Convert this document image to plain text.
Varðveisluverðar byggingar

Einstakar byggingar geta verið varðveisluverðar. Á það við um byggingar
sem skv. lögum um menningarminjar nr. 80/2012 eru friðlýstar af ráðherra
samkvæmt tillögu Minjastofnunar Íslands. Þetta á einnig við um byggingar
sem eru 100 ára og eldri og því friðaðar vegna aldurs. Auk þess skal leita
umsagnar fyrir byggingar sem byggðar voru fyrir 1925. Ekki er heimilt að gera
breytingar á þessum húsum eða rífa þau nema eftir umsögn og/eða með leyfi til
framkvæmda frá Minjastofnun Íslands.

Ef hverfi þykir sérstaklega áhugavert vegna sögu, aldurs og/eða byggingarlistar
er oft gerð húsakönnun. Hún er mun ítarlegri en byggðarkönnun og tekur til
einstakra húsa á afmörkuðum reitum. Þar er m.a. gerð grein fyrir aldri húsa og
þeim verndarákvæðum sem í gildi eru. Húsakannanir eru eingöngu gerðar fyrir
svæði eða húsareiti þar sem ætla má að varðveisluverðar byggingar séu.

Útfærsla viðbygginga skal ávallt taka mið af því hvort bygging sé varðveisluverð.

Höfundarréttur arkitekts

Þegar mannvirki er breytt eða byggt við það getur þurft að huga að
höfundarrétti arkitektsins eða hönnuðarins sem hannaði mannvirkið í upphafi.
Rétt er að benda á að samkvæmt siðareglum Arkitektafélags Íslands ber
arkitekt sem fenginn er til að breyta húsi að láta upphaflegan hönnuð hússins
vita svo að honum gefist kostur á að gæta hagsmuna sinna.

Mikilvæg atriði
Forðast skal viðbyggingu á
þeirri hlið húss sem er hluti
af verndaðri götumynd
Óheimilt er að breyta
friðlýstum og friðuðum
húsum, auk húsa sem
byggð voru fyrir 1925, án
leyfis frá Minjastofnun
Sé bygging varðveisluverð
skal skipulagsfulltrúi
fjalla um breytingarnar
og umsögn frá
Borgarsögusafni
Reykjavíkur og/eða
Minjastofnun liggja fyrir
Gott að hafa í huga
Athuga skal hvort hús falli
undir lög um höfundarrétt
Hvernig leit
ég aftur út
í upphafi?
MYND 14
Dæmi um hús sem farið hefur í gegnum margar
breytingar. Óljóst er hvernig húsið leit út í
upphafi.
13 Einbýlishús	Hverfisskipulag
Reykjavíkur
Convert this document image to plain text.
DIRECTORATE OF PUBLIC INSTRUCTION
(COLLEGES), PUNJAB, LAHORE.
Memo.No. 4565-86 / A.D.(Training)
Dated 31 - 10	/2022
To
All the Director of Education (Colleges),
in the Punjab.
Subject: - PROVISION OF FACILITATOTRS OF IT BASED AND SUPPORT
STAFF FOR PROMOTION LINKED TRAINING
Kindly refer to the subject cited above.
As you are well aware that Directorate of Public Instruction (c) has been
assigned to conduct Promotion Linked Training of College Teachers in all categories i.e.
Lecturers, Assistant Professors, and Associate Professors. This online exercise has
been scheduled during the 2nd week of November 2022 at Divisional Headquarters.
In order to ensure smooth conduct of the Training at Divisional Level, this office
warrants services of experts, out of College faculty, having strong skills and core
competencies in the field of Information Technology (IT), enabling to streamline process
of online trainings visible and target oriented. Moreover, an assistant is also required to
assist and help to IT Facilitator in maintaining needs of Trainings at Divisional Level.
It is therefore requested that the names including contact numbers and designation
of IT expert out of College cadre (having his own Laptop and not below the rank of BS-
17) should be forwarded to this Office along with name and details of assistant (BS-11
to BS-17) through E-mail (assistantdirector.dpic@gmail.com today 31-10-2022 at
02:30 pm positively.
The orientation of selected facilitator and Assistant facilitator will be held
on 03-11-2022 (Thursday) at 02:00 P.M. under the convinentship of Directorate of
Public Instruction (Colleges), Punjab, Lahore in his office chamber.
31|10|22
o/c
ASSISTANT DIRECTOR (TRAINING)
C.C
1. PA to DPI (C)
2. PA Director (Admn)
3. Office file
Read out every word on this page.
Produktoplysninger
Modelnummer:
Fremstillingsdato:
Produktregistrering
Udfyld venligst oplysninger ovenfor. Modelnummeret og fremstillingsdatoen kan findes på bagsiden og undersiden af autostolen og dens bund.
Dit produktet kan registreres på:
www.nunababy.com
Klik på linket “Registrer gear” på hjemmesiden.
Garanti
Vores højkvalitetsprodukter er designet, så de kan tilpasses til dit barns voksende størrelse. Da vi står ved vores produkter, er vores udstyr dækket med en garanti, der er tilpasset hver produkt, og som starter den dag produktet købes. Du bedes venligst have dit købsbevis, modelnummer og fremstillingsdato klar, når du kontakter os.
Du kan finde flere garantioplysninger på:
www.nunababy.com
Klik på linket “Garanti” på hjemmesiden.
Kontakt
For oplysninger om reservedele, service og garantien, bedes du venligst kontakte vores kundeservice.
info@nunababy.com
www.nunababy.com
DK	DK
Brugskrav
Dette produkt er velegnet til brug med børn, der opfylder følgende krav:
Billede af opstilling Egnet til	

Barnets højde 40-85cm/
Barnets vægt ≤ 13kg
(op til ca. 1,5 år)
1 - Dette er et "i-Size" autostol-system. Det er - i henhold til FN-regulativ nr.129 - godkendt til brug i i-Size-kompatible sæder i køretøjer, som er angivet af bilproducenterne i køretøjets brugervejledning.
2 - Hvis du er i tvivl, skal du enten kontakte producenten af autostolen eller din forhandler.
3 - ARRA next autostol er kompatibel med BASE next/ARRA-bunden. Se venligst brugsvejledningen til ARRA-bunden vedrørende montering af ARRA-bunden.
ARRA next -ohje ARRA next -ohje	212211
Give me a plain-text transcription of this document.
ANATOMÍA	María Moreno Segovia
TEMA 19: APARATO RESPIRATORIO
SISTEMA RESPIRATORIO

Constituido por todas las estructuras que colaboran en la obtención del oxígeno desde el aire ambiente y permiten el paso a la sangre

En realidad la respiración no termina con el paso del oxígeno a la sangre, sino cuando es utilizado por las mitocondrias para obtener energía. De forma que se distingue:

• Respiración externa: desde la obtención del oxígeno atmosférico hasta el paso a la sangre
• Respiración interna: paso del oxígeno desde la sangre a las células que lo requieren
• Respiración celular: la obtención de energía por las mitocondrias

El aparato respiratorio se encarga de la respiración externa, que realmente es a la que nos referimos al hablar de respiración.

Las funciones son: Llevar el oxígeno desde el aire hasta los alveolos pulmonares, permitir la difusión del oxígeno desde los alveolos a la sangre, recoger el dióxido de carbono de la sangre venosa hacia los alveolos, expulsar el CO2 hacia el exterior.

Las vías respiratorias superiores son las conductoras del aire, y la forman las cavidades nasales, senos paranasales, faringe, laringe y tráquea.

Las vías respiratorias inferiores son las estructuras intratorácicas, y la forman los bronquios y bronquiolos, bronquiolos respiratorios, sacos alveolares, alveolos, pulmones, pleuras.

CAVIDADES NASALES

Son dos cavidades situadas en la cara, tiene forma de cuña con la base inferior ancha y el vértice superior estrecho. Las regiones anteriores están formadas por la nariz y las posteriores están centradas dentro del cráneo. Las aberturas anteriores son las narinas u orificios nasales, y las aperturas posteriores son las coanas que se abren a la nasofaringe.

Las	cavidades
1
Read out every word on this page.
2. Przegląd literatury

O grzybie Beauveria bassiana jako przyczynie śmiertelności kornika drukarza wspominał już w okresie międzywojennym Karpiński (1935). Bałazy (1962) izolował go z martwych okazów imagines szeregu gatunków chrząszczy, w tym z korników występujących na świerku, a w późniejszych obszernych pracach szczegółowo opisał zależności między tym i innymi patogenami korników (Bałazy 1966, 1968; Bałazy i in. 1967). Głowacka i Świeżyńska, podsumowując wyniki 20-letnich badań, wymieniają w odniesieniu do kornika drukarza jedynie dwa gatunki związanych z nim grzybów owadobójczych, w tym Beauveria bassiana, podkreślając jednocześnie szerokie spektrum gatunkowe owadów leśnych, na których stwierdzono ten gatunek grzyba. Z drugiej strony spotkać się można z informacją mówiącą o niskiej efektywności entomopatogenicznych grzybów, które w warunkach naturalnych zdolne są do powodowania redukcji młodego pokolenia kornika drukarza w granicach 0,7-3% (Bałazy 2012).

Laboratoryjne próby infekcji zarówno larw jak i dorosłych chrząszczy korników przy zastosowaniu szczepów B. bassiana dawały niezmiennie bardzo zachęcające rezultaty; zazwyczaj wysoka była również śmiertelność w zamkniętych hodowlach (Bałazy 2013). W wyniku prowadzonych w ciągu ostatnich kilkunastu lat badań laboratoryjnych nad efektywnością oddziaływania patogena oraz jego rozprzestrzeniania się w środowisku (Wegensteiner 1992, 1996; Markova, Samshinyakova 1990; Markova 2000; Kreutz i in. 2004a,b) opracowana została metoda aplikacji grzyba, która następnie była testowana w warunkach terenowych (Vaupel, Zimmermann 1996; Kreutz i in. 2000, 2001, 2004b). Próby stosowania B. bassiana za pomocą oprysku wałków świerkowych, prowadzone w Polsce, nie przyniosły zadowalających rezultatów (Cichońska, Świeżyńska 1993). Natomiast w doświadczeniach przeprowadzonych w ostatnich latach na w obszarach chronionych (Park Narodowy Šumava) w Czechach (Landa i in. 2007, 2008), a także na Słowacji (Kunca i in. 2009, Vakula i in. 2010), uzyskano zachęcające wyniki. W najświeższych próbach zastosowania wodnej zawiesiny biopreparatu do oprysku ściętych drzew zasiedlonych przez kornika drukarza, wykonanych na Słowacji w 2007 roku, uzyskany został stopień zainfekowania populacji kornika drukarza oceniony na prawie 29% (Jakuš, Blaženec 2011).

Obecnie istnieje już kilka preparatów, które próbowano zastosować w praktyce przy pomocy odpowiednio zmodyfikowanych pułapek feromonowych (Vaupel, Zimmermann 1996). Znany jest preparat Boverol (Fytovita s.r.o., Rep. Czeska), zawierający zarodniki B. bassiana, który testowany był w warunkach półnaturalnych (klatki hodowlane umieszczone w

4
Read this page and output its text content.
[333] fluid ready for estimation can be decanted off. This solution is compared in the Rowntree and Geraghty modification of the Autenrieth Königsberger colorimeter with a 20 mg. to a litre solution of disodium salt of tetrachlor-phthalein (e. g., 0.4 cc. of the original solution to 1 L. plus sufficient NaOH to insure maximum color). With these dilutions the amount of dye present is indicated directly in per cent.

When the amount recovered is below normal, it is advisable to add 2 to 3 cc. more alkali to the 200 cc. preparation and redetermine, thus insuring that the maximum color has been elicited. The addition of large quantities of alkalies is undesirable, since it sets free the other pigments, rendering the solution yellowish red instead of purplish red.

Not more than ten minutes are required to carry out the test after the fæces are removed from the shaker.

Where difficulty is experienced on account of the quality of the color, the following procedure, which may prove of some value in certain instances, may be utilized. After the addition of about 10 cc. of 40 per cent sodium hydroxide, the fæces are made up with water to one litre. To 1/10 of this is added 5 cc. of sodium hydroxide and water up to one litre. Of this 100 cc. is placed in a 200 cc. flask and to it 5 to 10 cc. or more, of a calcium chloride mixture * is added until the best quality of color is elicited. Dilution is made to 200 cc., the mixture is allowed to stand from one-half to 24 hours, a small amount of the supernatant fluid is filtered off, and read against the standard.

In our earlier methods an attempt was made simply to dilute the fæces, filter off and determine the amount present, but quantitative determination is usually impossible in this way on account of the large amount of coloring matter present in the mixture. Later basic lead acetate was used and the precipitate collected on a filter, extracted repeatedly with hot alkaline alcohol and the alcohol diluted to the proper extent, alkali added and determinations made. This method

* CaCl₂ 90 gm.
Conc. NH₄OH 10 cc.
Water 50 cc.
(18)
::::
What you are asked to do: Tally how many lines of the material contain the word "húsum". The answer must be the number and nothing else.

Complete response: 2